----- DATASET EXTRACT -----
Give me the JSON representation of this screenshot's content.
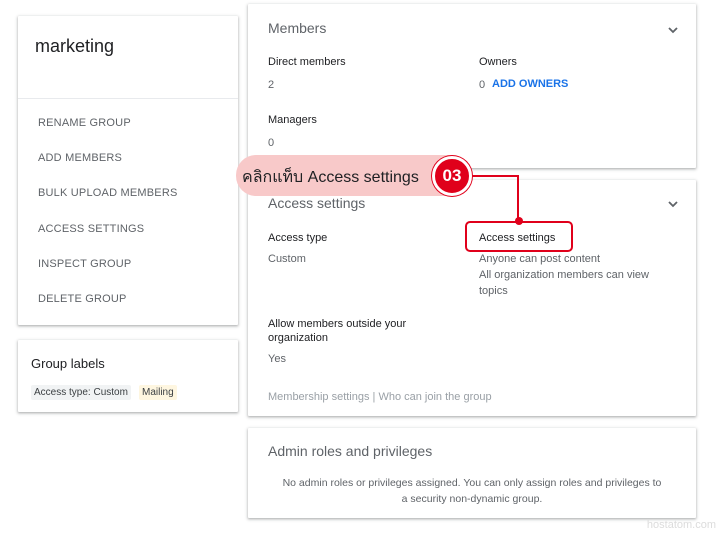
{
  "group": {
    "name": "marketing",
    "menu": [
      "RENAME GROUP",
      "ADD MEMBERS",
      "BULK UPLOAD MEMBERS",
      "ACCESS SETTINGS",
      "INSPECT GROUP",
      "DELETE GROUP"
    ]
  },
  "labels": {
    "title": "Group labels",
    "chips": [
      "Access type: Custom",
      "Mailing"
    ]
  },
  "members": {
    "title": "Members",
    "direct_label": "Direct members",
    "direct_value": "2",
    "owners_label": "Owners",
    "owners_value": "0",
    "add_owners": "ADD OWNERS",
    "managers_label": "Managers",
    "managers_value": "0"
  },
  "access": {
    "title": "Access settings",
    "type_label": "Access type",
    "type_value": "Custom",
    "settings_label": "Access settings",
    "settings_line1": "Anyone can post content",
    "settings_line2": "All organization members can view",
    "settings_line3": "topics",
    "outside_label_1": "Allow members outside your",
    "outside_label_2": "organization",
    "outside_value": "Yes",
    "footer": "Membership settings | Who can join the group"
  },
  "admin": {
    "title": "Admin roles and privileges",
    "text_1": "No admin roles or privileges assigned. You can only assign roles and privileges to",
    "text_2": "a security non-dynamic group."
  },
  "callout": {
    "text": "คลิกแท็บ Access settings",
    "step": "03",
    "color": "#e0001b",
    "bubble_color": "#f8c9c9"
  },
  "watermark": "hostatom.com"
}
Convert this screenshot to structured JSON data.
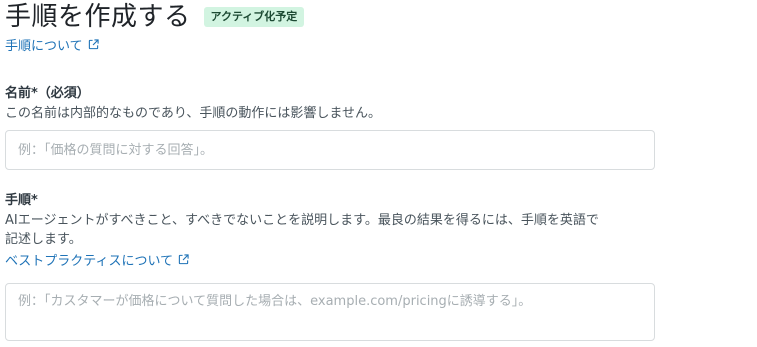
{
  "header": {
    "title": "手順を作成する",
    "badge": "アクティブ化予定",
    "about_link": "手順について"
  },
  "name_field": {
    "label": "名前*（必須）",
    "hint": "この名前は内部的なものであり、手順の動作には影響しません。",
    "placeholder": "例：「価格の質問に対する回答」。",
    "value": ""
  },
  "instruction_field": {
    "label": "手順*",
    "hint_line1": "AIエージェントがすべきこと、すべきでないことを説明します。最良の結果を得るには、手順を英語で",
    "hint_line2": "記述します。",
    "best_practices_link": "ベストプラクティスについて",
    "placeholder": "例：「カスタマーが価格について質問した場合は、example.com/pricingに誘導する」。",
    "value": ""
  },
  "colors": {
    "link": "#1f73b7",
    "badge_bg": "#d2f4e1",
    "badge_text": "#1c4a33"
  }
}
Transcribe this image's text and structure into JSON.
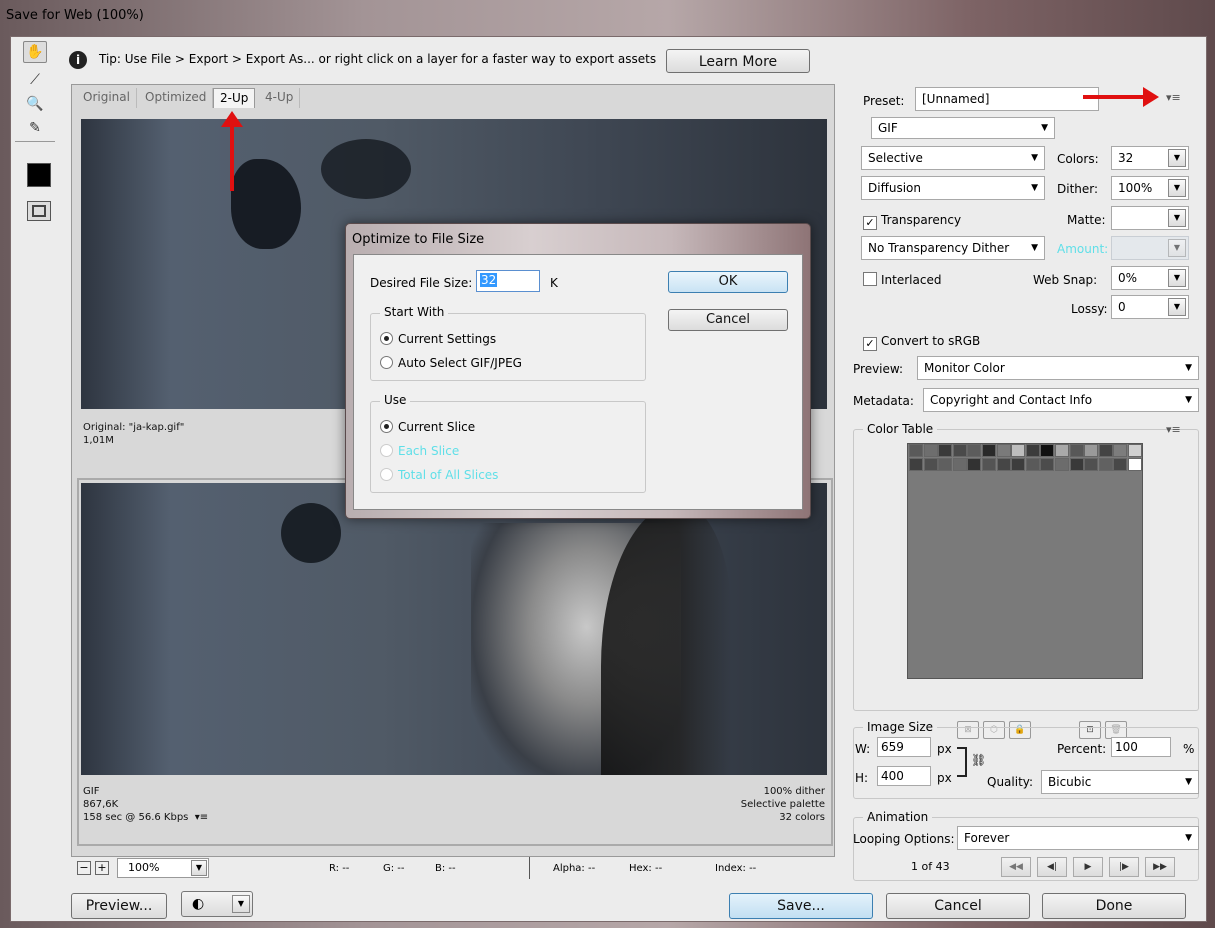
{
  "window": {
    "title": "Save for Web (100%)"
  },
  "tip": {
    "text": "Tip: Use File > Export > Export As...  or right click on a layer for a faster way to export assets",
    "learn_more": "Learn More"
  },
  "tabs": [
    "Original",
    "Optimized",
    "2-Up",
    "4-Up"
  ],
  "active_tab": "2-Up",
  "original_info": {
    "name": "Original: \"ja-kap.gif\"",
    "size": "1,01M"
  },
  "optimized_info": {
    "format": "GIF",
    "size": "867,6K",
    "time": "158 sec @ 56.6 Kbps",
    "dither": "100% dither",
    "palette": "Selective palette",
    "colors": "32 colors"
  },
  "bottom_bar": {
    "zoom": "100%",
    "r": "R: --",
    "g": "G: --",
    "b": "B: --",
    "alpha": "Alpha: --",
    "hex": "Hex: --",
    "index": "Index: --"
  },
  "buttons": {
    "preview": "Preview...",
    "save": "Save...",
    "cancel": "Cancel",
    "done": "Done"
  },
  "dialog": {
    "title": "Optimize to File Size",
    "desired_label": "Desired File Size:",
    "desired_value": "32",
    "unit": "K",
    "ok": "OK",
    "cancel": "Cancel",
    "start_with": {
      "title": "Start With",
      "options": [
        "Current Settings",
        "Auto Select GIF/JPEG"
      ],
      "selected": 0
    },
    "use": {
      "title": "Use",
      "options": [
        "Current Slice",
        "Each Slice",
        "Total of All Slices"
      ],
      "selected": 0
    }
  },
  "settings": {
    "preset_label": "Preset:",
    "preset_value": "[Unnamed]",
    "format": "GIF",
    "reduction": "Selective",
    "colors_label": "Colors:",
    "colors_value": "32",
    "dither_algo": "Diffusion",
    "dither_label": "Dither:",
    "dither_value": "100%",
    "transparency": "Transparency",
    "matte_label": "Matte:",
    "trans_dither": "No Transparency Dither",
    "amount_label": "Amount:",
    "interlaced": "Interlaced",
    "websnap_label": "Web Snap:",
    "websnap_value": "0%",
    "lossy_label": "Lossy:",
    "lossy_value": "0",
    "convert_srgb": "Convert to sRGB",
    "preview_label": "Preview:",
    "preview_value": "Monitor Color",
    "metadata_label": "Metadata:",
    "metadata_value": "Copyright and Contact Info"
  },
  "color_table": {
    "title": "Color Table",
    "count": "32"
  },
  "image_size": {
    "title": "Image Size",
    "w_label": "W:",
    "w_value": "659",
    "h_label": "H:",
    "h_value": "400",
    "px": "px",
    "percent_label": "Percent:",
    "percent_value": "100",
    "percent_unit": "%",
    "quality_label": "Quality:",
    "quality_value": "Bicubic"
  },
  "animation": {
    "title": "Animation",
    "looping_label": "Looping Options:",
    "looping_value": "Forever",
    "frame": "1 of 43"
  },
  "palette": [
    "#5a5a5a",
    "#6e6e6e",
    "#3a3a3a",
    "#4a4a4a",
    "#5c5c5c",
    "#2a2a2a",
    "#7a7a7a",
    "#bdbdbd",
    "#3c3c3c",
    "#111111",
    "#a9a9a9",
    "#585858",
    "#9a9a9a",
    "#444444",
    "#7d7d7d",
    "#d0d0d0",
    "#3f3f3f",
    "#4f4f4f",
    "#5f5f5f",
    "#6a6a6a",
    "#323232",
    "#545454",
    "#464646",
    "#3d3d3d",
    "#5a5a5a",
    "#4c4c4c",
    "#6c6c6c",
    "#393939",
    "#505050",
    "#616161",
    "#484848",
    "#ffffff"
  ],
  "annotation_color": "#e01010"
}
-----
## PROBLEM TO WORK ON
Above are the records. Copy every line in them holding "File".

## ANSWER TO THIS EXERCISE
    "text": "Tip: Use File > Export > Export As...  or right click on a layer for a faster way to export assets",
    "title": "Optimize to File Size",
    "desired_label": "Desired File Size:",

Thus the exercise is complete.